## [Saved data entries]
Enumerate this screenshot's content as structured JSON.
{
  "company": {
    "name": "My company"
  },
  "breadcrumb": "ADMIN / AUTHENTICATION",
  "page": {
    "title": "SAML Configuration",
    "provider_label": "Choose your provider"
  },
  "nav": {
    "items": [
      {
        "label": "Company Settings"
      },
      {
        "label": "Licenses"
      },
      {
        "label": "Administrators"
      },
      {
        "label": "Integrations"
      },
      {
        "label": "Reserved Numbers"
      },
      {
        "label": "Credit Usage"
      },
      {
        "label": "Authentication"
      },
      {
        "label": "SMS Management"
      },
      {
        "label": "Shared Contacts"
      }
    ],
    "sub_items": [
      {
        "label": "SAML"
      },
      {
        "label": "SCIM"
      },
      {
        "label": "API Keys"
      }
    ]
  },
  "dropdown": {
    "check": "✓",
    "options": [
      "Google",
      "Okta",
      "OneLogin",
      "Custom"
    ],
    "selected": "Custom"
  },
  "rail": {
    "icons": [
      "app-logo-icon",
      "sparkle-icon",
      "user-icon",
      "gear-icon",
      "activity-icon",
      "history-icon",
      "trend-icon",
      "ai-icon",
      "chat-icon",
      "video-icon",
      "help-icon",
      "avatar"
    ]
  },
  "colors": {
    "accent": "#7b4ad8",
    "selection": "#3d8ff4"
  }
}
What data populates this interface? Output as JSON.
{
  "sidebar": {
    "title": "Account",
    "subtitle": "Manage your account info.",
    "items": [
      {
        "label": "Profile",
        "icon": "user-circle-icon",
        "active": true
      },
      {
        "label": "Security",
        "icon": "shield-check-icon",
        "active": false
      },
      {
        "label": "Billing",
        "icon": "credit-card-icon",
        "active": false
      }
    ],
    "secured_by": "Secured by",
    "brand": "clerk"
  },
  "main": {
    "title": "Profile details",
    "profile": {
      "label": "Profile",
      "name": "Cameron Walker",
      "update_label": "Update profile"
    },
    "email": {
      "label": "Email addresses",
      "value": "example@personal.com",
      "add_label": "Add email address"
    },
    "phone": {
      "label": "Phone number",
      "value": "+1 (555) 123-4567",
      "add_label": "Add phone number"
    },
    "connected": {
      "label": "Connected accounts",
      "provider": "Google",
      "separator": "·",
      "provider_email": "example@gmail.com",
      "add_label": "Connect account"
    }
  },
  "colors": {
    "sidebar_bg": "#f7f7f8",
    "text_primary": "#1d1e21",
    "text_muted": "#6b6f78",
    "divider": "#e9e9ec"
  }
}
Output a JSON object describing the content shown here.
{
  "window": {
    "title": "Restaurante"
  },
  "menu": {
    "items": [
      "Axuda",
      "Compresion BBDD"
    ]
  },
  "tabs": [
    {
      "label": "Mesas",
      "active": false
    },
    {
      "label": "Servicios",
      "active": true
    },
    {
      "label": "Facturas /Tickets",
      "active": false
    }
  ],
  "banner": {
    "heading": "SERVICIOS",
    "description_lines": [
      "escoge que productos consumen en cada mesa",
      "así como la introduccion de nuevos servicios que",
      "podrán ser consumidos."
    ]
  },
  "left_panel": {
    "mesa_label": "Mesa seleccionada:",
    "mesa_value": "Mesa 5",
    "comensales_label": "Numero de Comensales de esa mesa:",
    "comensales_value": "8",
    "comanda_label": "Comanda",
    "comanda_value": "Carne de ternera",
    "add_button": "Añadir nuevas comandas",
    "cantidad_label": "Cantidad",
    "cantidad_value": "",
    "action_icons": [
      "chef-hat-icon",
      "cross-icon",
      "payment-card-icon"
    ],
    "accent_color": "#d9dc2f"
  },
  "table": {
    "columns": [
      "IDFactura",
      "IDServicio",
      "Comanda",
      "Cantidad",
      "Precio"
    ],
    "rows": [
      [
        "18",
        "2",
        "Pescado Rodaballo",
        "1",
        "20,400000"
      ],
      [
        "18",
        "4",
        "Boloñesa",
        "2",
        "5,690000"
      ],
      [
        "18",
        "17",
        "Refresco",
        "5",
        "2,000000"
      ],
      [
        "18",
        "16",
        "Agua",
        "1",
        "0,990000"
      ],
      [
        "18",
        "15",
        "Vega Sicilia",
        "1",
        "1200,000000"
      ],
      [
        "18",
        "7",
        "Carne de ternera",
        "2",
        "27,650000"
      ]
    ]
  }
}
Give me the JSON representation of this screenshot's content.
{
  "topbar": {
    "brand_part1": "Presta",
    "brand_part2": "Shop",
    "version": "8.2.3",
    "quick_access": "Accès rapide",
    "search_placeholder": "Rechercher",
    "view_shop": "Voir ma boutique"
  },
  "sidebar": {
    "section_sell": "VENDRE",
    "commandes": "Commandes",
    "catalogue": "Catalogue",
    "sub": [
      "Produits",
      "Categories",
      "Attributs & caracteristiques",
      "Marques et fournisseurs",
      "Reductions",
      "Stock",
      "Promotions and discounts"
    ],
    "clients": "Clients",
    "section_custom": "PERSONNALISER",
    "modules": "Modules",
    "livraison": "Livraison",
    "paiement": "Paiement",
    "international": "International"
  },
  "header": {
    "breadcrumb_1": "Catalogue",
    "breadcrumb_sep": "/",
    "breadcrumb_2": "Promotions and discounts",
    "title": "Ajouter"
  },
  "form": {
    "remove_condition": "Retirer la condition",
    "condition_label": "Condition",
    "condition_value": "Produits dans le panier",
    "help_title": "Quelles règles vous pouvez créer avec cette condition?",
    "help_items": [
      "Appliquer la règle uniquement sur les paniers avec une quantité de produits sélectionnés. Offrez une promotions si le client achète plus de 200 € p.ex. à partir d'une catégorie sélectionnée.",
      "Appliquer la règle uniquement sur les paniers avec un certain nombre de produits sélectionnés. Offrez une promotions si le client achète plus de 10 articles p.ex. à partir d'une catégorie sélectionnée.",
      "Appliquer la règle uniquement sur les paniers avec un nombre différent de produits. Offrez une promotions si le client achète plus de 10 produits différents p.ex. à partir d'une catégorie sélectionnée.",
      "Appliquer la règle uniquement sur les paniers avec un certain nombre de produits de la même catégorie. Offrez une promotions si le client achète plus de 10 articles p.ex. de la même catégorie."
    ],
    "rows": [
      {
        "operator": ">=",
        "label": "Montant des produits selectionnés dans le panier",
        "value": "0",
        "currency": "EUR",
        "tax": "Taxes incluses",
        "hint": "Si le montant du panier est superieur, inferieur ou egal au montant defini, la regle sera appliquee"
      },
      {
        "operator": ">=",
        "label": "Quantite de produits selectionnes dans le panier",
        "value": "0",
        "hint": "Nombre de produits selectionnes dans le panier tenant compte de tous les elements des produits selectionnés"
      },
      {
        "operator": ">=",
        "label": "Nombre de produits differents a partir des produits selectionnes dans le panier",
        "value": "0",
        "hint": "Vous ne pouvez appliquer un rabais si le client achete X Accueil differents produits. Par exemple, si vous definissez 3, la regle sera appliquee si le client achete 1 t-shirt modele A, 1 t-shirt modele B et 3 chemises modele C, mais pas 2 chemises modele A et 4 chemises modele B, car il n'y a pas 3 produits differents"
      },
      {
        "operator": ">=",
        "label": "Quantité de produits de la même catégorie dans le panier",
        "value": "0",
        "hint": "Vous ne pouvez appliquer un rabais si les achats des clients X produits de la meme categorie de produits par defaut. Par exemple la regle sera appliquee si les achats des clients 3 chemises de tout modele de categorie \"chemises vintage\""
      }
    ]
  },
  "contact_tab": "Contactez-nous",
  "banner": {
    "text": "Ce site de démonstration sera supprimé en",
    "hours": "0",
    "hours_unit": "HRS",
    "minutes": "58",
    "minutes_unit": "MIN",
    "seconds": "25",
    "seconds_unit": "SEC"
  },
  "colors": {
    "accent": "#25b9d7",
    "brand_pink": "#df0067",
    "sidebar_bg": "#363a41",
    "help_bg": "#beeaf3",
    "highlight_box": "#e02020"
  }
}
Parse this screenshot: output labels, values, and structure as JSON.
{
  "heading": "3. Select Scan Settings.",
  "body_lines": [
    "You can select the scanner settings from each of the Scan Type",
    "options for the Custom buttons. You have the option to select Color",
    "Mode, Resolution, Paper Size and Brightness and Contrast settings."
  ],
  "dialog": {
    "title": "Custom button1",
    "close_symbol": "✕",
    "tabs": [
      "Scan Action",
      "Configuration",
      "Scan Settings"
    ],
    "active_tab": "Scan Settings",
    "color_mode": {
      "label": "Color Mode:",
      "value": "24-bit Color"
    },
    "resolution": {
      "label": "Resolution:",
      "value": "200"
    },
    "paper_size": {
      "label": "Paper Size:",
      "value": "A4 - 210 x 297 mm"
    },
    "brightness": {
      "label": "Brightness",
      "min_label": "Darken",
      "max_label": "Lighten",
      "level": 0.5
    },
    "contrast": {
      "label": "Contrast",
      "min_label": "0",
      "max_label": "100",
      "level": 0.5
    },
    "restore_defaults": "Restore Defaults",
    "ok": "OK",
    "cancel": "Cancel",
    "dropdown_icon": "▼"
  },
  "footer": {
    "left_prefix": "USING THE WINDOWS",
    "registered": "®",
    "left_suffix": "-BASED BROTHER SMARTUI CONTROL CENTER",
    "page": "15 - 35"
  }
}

## [Written request]
Filter out all lines lacking the word "selectionnes" and copy the rest.

## [Response to this task]
        "label": "Quantite de produits selectionnes dans le panier",
        "hint": "Nombre de produits selectionnes dans le panier tenant compte de tous les elements des produits selectionnés"
        "label": "Nombre de produits differents a partir des produits selectionnes dans le panier",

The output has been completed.